== GIVEN RECORDS

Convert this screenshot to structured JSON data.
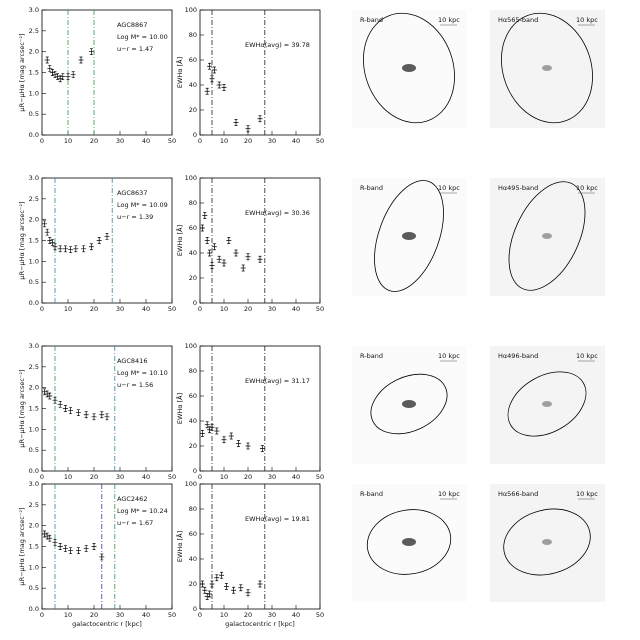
{
  "chart_data": [
    {
      "type": "scatter",
      "ylabel": "μR−μHα [mag arcsec⁻²]",
      "annotations": [
        "AGC8867",
        "Log M* = 10.00",
        "u−r = 1.47"
      ],
      "x": [
        2,
        3,
        4,
        5,
        6,
        7,
        8,
        10,
        12,
        15,
        19
      ],
      "values": [
        1.8,
        1.6,
        1.5,
        1.45,
        1.4,
        1.35,
        1.4,
        1.4,
        1.45,
        1.8,
        2.0
      ],
      "xlim": [
        0,
        50
      ],
      "ylim": [
        0,
        3
      ],
      "xticks": [
        0,
        10,
        20,
        30,
        40,
        50
      ],
      "yticks": [
        {
          "value": 0,
          "label": "0.0"
        },
        0.5,
        {
          "value": 1,
          "label": "1.0"
        },
        1.5,
        {
          "value": 2,
          "label": "2.0"
        },
        2.5,
        {
          "value": 3,
          "label": "3.0"
        }
      ],
      "vlines": [
        {
          "value": 10,
          "color": "#2a9a4a"
        },
        {
          "value": 20,
          "color": "#2a9a4a"
        }
      ]
    },
    {
      "type": "scatter",
      "ylabel": "EWHα [Å]",
      "annotations": [
        "EWHα(avg) = 39.78"
      ],
      "x": [
        3,
        4,
        5,
        6,
        8,
        10,
        15,
        20,
        25
      ],
      "values": [
        35,
        55,
        45,
        52,
        40,
        38,
        10,
        5,
        13
      ],
      "xlim": [
        0,
        50
      ],
      "ylim": [
        0,
        100
      ],
      "xticks": [
        0,
        10,
        20,
        30,
        40,
        50
      ],
      "yticks": [
        0,
        20,
        40,
        60,
        80,
        100
      ],
      "vlines": [
        {
          "value": 5,
          "color": "#222"
        },
        {
          "value": 27,
          "color": "#222"
        }
      ]
    },
    {
      "type": "scatter",
      "ylabel": "μR−μHα [mag arcsec⁻²]",
      "annotations": [
        "AGC8637",
        "Log M* = 10.09",
        "u−r = 1.39"
      ],
      "x": [
        1,
        2,
        3,
        4,
        5,
        7,
        9,
        11,
        13,
        16,
        19,
        22,
        25
      ],
      "values": [
        1.9,
        1.7,
        1.5,
        1.45,
        1.35,
        1.3,
        1.3,
        1.28,
        1.3,
        1.3,
        1.35,
        1.5,
        1.6
      ],
      "xlim": [
        0,
        50
      ],
      "ylim": [
        0,
        3
      ],
      "xticks": [
        0,
        10,
        20,
        30,
        40,
        50
      ],
      "yticks": [
        {
          "value": 0,
          "label": "0.0"
        },
        0.5,
        {
          "value": 1,
          "label": "1.0"
        },
        1.5,
        {
          "value": 2,
          "label": "2.0"
        },
        2.5,
        {
          "value": 3,
          "label": "3.0"
        }
      ],
      "vlines": [
        {
          "value": 5,
          "color": "#2a8a9a"
        },
        {
          "value": 27,
          "color": "#2a8a9a"
        }
      ]
    },
    {
      "type": "scatter",
      "ylabel": "EWHα [Å]",
      "annotations": [
        "EWHα(avg) = 30.36"
      ],
      "x": [
        1,
        2,
        3,
        4,
        5,
        6,
        8,
        10,
        12,
        15,
        18,
        20,
        25
      ],
      "values": [
        60,
        70,
        50,
        40,
        30,
        45,
        35,
        32,
        50,
        40,
        28,
        37,
        35
      ],
      "xlim": [
        0,
        50
      ],
      "ylim": [
        0,
        100
      ],
      "xticks": [
        0,
        10,
        20,
        30,
        40,
        50
      ],
      "yticks": [
        0,
        20,
        40,
        60,
        80,
        100
      ],
      "vlines": [
        {
          "value": 5,
          "color": "#222"
        },
        {
          "value": 27,
          "color": "#222"
        }
      ]
    },
    {
      "type": "scatter",
      "ylabel": "μR−μHα [mag arcsec⁻²]",
      "annotations": [
        "AGC8416",
        "Log M* = 10.10",
        "u−r = 1.56"
      ],
      "x": [
        1,
        2,
        3,
        5,
        7,
        9,
        11,
        14,
        17,
        20,
        23,
        25
      ],
      "values": [
        1.9,
        1.85,
        1.8,
        1.7,
        1.6,
        1.5,
        1.45,
        1.4,
        1.35,
        1.3,
        1.35,
        1.3
      ],
      "xlim": [
        0,
        50
      ],
      "ylim": [
        0,
        3
      ],
      "xticks": [
        0,
        10,
        20,
        30,
        40,
        50
      ],
      "yticks": [
        {
          "value": 0,
          "label": "0.0"
        },
        0.5,
        {
          "value": 1,
          "label": "1.0"
        },
        1.5,
        {
          "value": 2,
          "label": "2.0"
        },
        2.5,
        {
          "value": 3,
          "label": "3.0"
        }
      ],
      "vlines": [
        {
          "value": 5,
          "color": "#2a9a4a"
        },
        {
          "value": 28,
          "color": "#2a8a9a"
        }
      ]
    },
    {
      "type": "scatter",
      "ylabel": "EWHα [Å]",
      "annotations": [
        "EWHα(avg) = 31.17"
      ],
      "x": [
        1,
        3,
        4,
        5,
        7,
        10,
        13,
        16,
        20,
        26
      ],
      "values": [
        30,
        37,
        33,
        35,
        32,
        25,
        28,
        22,
        20,
        18
      ],
      "xlim": [
        0,
        50
      ],
      "ylim": [
        0,
        100
      ],
      "xticks": [
        0,
        10,
        20,
        30,
        40,
        50
      ],
      "yticks": [
        0,
        20,
        40,
        60,
        80,
        100
      ],
      "vlines": [
        {
          "value": 5,
          "color": "#222"
        },
        {
          "value": 27,
          "color": "#222"
        }
      ]
    },
    {
      "type": "scatter",
      "ylabel": "μR−μHα [mag arcsec⁻²]",
      "xlabel": "galactocentric r [kpc]",
      "annotations": [
        "AGC2462",
        "Log M* = 10.24",
        "u−r = 1.67"
      ],
      "x": [
        1,
        2,
        3,
        5,
        7,
        9,
        11,
        14,
        17,
        20,
        23
      ],
      "values": [
        1.8,
        1.75,
        1.7,
        1.6,
        1.5,
        1.45,
        1.4,
        1.4,
        1.45,
        1.5,
        1.25
      ],
      "xlim": [
        0,
        50
      ],
      "ylim": [
        0,
        3
      ],
      "xticks": [
        0,
        10,
        20,
        30,
        40,
        50
      ],
      "yticks": [
        {
          "value": 0,
          "label": "0.0"
        },
        0.5,
        {
          "value": 1,
          "label": "1.0"
        },
        1.5,
        {
          "value": 2,
          "label": "2.0"
        },
        2.5,
        {
          "value": 3,
          "label": "3.0"
        }
      ],
      "vlines": [
        {
          "value": 5,
          "color": "#2a8a9a"
        },
        {
          "value": 23,
          "color": "#2a3a9a"
        },
        {
          "value": 28,
          "color": "#2a9a4a"
        }
      ]
    },
    {
      "type": "scatter",
      "ylabel": "EWHα [Å]",
      "xlabel": "galactocentric r [kpc]",
      "annotations": [
        "EWHα(avg) = 19.81"
      ],
      "x": [
        1,
        2,
        3,
        4,
        5,
        7,
        9,
        11,
        14,
        17,
        20,
        25
      ],
      "values": [
        20,
        15,
        10,
        12,
        20,
        25,
        27,
        18,
        15,
        17,
        13,
        20
      ],
      "xlim": [
        0,
        50
      ],
      "ylim": [
        0,
        100
      ],
      "xticks": [
        0,
        10,
        20,
        30,
        40,
        50
      ],
      "yticks": [
        0,
        20,
        40,
        60,
        80,
        100
      ],
      "vlines": [
        {
          "value": 5,
          "color": "#222"
        },
        {
          "value": 27,
          "color": "#222"
        }
      ]
    }
  ],
  "images": [
    {
      "r_label": "R-band",
      "r_scale": "10 kpc",
      "ha_label": "Hα565-band",
      "ha_scale": "10 kpc"
    },
    {
      "r_label": "R-band",
      "r_scale": "10 kpc",
      "ha_label": "Hα495-band",
      "ha_scale": "10 kpc"
    },
    {
      "r_label": "R-band",
      "r_scale": "10 kpc",
      "ha_label": "Hα496-band",
      "ha_scale": "10 kpc"
    },
    {
      "r_label": "R-band",
      "r_scale": "10 kpc",
      "ha_label": "Hα566-band",
      "ha_scale": "10 kpc"
    }
  ]
}
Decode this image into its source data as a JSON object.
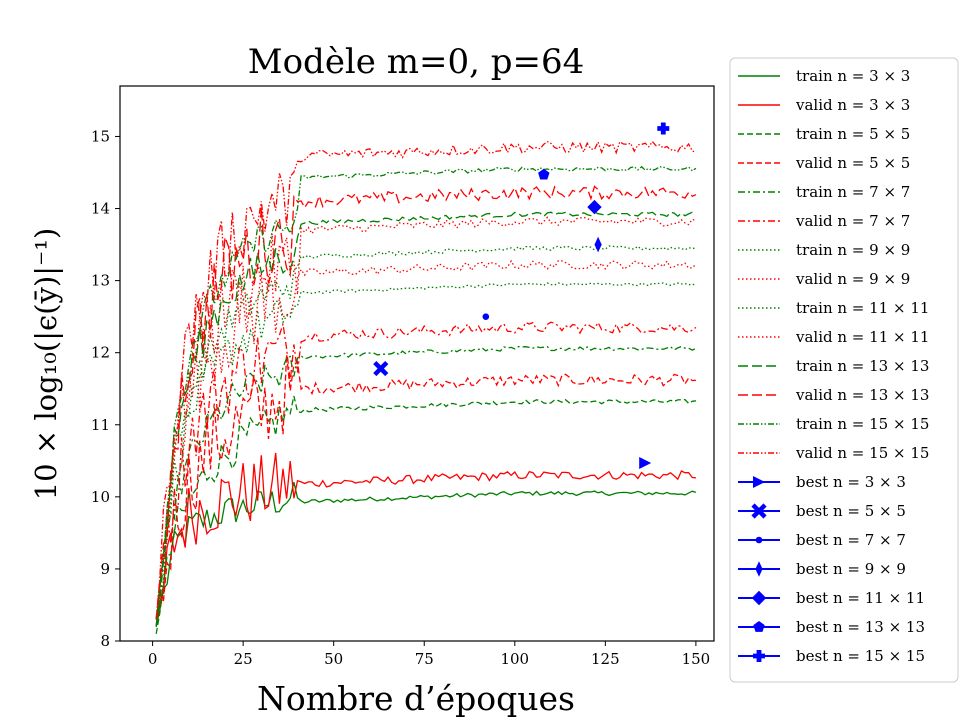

====

__WHAT THE TASK ASKS__:
Determine how many lines of the listing hold the word "JSON" and reply with that figure alone.

__ANSWER BELOW__:
2